It takes balls to form a real team, but you can't play without them.
In a startup it’s hard to find the right mix of people. Everyone says that first 20 hires will define the tenor of your entire company, so it’s essential that you get the right people early on. But who are the right people? How can you evaluate someone’s hustle before you’ve had a chance to work with them?
We at AttorneyFee have been extremely fortunate with our most recent round of engineering hires. We brought on four amazing engineers, each of whom brought unique talents to the table. In the first two weeks on the job, they managed to gut a significant amount of the inefficiency out of our web app, migrate our entire project to AWS, develop new telephony apps to support business goals, design beautiful interfaces for internal tools, build out an RIA dashboard for our legal advertisers and engineer an environment that will enable us to comb through millions of legal documents to extract useful information.
All of this had me thinking about engineering a great team, and the secret behind it. Here it is: Great teams are not built with money. It sounds simple, but there is actually a great deal of profundity packed into that little adage.
Venture capitalist and entrepreneur Tony Hsieh famously offers $2,000 to each potential new hire to incentivize them not to take the job. The idea is that if they take the money and run, they weren’t right for the position in the first place. When I first heard that story, I thought it’s cute and smart, and only viable for a well-funded company. I’ve now come to realize that Tony’s recruiting approach is necessary for any organization.

_EXTRACTED DATA_

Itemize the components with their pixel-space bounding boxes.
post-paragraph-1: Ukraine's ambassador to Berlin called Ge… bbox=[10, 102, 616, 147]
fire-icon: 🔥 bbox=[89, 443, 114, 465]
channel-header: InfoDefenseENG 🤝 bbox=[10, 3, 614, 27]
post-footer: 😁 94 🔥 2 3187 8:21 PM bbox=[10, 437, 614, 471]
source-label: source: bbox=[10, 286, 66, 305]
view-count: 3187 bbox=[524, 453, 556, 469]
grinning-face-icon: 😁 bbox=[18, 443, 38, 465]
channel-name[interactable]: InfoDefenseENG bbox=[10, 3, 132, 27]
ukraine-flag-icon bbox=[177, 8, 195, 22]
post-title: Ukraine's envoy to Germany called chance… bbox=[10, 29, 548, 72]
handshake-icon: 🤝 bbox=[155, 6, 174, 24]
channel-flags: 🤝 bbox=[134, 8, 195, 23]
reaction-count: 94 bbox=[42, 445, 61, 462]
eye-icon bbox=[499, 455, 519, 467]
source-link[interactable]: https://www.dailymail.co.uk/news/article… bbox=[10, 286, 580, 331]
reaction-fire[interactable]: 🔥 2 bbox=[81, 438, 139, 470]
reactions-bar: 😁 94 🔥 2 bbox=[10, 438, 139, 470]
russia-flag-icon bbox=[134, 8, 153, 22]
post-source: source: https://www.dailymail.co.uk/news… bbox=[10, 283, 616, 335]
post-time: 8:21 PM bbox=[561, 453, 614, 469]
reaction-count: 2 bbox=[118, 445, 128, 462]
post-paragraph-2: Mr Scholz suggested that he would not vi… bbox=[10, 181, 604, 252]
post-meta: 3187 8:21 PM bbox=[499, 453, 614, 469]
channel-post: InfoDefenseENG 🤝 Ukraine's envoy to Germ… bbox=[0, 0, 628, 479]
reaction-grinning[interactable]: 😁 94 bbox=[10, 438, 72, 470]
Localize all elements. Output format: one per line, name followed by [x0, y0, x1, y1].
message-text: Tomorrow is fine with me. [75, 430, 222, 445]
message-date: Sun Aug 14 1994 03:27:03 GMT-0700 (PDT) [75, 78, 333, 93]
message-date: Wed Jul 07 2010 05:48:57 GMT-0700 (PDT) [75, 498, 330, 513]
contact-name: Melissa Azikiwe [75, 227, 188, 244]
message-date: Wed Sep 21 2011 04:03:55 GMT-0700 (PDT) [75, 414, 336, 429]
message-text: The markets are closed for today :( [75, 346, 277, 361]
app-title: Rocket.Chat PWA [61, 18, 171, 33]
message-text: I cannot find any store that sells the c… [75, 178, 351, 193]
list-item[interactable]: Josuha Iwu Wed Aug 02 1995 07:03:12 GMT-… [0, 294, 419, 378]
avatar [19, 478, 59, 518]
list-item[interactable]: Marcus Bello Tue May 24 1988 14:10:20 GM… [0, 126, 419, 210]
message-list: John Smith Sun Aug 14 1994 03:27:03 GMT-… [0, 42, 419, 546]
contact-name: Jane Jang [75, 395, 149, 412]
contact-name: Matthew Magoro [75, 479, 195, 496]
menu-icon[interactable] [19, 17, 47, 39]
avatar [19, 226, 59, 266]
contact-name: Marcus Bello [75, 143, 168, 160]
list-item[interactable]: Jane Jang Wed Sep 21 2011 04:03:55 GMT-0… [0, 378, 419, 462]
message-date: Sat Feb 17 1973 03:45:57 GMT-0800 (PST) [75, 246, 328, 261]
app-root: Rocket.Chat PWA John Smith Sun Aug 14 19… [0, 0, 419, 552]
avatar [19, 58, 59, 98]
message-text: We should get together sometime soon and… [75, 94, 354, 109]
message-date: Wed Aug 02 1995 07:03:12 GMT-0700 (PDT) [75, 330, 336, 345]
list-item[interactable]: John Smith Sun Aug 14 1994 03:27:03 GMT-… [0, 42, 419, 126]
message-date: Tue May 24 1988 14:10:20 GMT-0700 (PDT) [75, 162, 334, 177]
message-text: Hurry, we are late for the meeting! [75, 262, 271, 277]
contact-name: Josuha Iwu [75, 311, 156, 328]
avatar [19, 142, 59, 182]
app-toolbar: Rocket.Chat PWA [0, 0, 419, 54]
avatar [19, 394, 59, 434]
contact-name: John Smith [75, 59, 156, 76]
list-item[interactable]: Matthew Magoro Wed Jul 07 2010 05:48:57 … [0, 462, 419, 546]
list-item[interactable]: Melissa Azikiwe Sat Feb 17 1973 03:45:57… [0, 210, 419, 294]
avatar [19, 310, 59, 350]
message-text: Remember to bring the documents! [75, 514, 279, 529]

_TASK INSTRUCTIONS_
• 1. Rewrite the essay on building a startup team from "Venture capitalist and" up to and including "for any organization.", substituting "hiring approach" for "recruiting approach".
• 2. According to the essay on building a startup team, how many engineers did AttorneyFee bring on in its most recent round of engineering hires?
This material has no connection to the essay on building a startup team.

_TASK-BY-TASK ANSWERS_
• 1.
Venture capitalist and entrepreneur Tony Hsieh famously offers $2,000 to each potential new hire to incentivize them not to take the job. The idea is that if they take the money and run, they weren’t right for the position in the first place. When I first heard that story, I thought it’s cute and smart, and only viable for a well-funded company. I’ve now come to realize that Tony’s hiring approach is necessary for any organization.

• 2. Four